# Extracted data
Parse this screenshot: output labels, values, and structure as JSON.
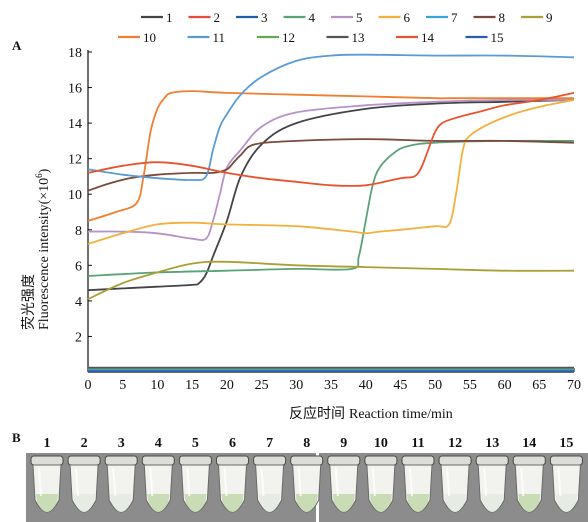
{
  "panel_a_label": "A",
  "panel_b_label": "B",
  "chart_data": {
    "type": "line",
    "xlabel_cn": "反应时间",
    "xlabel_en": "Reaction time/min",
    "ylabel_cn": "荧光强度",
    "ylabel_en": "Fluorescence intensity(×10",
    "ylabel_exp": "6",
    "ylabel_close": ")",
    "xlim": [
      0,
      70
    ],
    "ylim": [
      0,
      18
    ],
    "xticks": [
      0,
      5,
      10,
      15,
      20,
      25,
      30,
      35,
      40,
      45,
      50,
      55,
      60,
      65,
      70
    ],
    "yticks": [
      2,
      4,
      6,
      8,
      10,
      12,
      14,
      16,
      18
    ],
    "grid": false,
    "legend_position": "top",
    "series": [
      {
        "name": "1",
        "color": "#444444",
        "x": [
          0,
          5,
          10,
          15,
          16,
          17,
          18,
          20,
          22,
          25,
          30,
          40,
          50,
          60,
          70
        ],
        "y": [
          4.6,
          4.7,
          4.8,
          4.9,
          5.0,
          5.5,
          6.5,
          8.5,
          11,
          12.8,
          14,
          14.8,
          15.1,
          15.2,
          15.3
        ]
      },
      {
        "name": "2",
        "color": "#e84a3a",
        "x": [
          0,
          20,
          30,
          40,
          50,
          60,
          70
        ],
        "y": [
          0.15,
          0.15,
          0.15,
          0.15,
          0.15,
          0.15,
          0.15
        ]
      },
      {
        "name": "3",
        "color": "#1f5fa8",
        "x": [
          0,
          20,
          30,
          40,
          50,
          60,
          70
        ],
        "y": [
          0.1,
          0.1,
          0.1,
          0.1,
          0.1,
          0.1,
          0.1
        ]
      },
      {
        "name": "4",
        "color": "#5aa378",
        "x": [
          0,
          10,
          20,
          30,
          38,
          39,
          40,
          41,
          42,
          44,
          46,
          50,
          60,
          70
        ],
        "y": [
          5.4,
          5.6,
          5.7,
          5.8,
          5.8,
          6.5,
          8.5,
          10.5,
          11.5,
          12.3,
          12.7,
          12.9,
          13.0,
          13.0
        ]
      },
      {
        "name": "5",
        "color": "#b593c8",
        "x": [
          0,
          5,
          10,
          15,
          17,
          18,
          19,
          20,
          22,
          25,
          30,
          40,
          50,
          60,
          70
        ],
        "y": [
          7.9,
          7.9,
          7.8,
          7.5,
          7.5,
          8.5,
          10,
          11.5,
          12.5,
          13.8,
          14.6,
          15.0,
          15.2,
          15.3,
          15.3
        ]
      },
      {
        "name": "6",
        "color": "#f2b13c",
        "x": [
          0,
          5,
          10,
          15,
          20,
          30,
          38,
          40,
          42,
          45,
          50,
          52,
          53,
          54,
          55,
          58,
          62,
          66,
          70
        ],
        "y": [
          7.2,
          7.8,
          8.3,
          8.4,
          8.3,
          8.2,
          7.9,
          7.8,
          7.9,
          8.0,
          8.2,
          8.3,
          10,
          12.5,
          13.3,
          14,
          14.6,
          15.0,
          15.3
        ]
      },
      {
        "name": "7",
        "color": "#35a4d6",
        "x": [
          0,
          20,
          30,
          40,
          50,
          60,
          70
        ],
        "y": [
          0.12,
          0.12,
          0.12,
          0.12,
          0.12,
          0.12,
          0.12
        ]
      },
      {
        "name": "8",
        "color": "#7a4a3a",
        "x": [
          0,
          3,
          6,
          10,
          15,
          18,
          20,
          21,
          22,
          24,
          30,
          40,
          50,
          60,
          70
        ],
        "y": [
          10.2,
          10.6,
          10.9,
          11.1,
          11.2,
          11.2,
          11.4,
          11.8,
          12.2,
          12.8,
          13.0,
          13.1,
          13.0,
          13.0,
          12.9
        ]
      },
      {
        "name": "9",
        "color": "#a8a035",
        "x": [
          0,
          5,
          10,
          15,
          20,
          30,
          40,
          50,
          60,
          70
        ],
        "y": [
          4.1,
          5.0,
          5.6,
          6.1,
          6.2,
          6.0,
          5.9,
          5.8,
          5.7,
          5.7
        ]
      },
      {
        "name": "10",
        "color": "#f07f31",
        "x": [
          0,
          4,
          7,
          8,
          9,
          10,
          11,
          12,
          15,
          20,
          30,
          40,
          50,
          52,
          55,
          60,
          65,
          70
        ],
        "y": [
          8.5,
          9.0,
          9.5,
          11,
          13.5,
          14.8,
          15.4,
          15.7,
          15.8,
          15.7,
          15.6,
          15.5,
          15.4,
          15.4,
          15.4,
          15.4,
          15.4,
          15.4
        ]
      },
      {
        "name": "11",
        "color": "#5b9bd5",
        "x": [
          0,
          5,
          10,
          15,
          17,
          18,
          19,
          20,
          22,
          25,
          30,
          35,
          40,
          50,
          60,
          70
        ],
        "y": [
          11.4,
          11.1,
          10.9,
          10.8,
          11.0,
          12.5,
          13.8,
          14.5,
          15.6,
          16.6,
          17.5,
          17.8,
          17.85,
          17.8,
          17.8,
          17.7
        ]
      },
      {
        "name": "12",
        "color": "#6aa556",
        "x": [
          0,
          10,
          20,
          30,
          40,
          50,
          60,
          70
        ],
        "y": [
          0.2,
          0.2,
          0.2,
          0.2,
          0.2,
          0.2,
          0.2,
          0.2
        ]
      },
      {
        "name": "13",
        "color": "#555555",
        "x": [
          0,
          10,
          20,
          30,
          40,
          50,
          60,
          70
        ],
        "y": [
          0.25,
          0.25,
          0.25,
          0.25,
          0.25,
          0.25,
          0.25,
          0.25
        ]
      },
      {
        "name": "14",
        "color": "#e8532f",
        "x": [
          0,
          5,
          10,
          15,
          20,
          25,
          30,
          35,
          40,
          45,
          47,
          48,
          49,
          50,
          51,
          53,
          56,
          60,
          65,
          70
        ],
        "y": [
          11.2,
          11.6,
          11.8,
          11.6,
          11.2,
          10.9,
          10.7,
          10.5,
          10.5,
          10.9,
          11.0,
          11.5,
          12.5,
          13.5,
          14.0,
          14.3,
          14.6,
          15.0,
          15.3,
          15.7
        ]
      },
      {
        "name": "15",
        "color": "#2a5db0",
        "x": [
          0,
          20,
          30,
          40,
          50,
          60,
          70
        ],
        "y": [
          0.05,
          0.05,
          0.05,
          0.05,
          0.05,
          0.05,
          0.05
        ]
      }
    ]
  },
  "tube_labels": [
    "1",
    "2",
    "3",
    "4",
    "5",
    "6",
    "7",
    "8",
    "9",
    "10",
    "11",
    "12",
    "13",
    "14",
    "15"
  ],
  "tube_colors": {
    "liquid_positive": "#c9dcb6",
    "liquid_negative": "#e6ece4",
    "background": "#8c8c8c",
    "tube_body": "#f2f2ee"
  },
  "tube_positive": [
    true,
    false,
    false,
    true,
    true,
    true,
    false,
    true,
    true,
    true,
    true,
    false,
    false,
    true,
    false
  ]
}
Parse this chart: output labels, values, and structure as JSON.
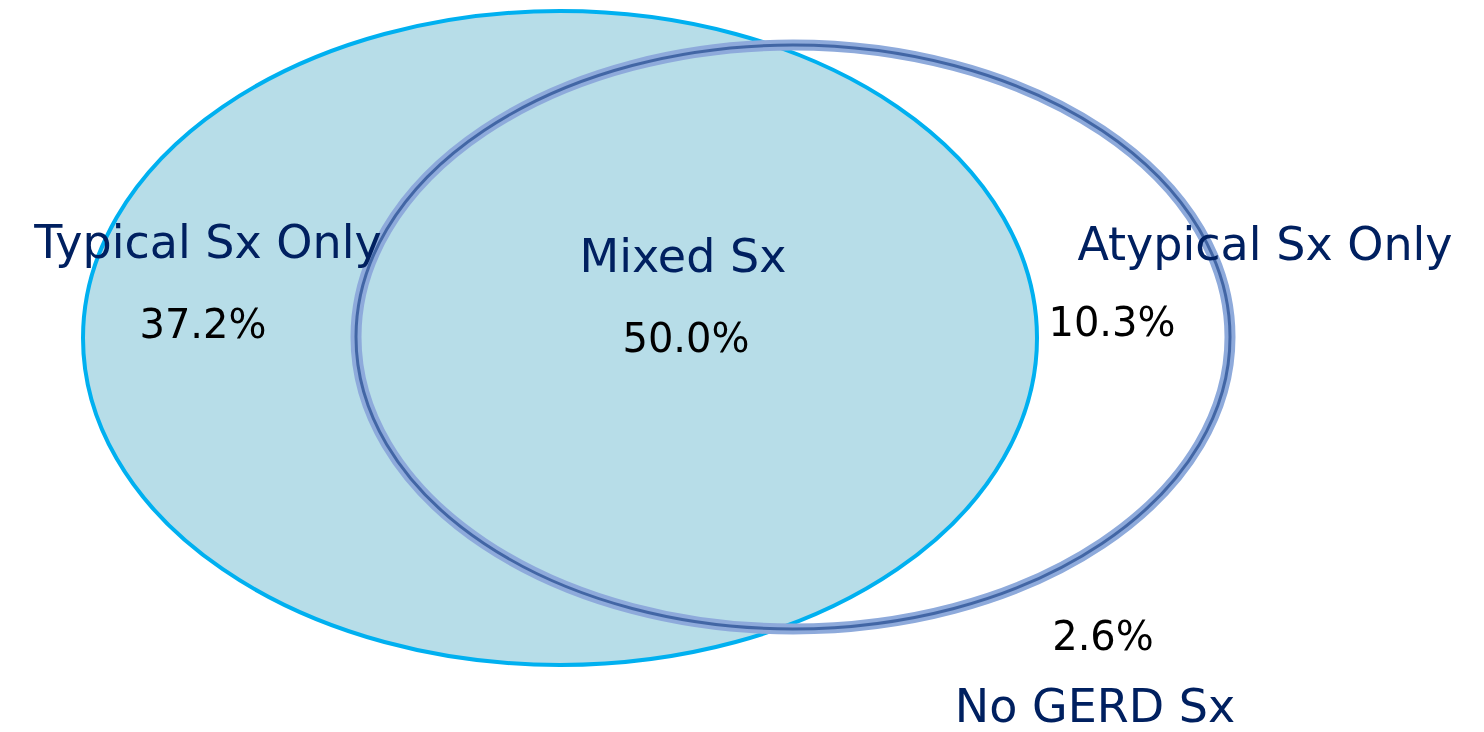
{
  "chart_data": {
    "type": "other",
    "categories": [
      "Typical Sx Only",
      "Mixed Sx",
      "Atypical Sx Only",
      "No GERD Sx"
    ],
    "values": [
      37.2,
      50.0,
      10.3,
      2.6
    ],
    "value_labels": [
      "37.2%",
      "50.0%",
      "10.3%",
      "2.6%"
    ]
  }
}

# What you should do
On how many lines does the word "output" appear? Answer with only the number.

# Exercise solution
2